#### Stated exercise:
Copy, from the entries below, each line in which the string "three" appears.

#### Supplied material:

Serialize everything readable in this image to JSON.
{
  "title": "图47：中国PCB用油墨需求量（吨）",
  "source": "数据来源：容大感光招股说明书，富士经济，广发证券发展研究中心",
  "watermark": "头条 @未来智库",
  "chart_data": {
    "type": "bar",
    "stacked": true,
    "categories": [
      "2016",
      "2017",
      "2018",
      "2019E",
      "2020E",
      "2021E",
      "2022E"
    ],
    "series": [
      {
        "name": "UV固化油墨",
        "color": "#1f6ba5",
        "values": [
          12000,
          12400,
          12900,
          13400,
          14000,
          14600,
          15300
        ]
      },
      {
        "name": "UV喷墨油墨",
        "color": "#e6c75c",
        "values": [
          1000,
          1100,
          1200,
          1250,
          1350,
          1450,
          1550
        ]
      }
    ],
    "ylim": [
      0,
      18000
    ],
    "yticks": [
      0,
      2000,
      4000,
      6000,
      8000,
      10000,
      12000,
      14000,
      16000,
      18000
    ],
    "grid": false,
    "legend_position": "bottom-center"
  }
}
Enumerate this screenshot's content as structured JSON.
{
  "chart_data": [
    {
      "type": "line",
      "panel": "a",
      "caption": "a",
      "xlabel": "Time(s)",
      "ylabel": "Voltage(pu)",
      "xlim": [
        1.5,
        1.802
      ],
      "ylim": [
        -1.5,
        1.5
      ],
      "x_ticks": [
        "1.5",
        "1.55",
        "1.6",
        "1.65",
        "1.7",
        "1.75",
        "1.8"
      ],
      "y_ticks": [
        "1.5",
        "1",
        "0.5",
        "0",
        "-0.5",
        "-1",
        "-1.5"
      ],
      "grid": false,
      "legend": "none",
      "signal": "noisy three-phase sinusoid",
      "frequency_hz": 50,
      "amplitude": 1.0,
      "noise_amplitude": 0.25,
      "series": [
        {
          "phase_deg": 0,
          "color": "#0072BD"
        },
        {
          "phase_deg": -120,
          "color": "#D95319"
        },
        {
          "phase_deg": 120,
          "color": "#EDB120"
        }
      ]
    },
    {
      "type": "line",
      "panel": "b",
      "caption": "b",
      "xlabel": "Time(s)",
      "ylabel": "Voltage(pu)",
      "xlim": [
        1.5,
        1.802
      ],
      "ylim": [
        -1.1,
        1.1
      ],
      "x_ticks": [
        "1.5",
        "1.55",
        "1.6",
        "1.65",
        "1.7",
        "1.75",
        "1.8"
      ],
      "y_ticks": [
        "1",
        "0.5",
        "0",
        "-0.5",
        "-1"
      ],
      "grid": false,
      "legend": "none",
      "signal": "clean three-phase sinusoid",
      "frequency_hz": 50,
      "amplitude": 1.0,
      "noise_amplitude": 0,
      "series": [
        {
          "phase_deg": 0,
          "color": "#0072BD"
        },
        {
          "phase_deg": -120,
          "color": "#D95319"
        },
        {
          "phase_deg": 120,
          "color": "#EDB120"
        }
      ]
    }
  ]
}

#### Solved problem:
      "signal": "noisy three-phase sinusoid",
      "signal": "clean three-phase sinusoid",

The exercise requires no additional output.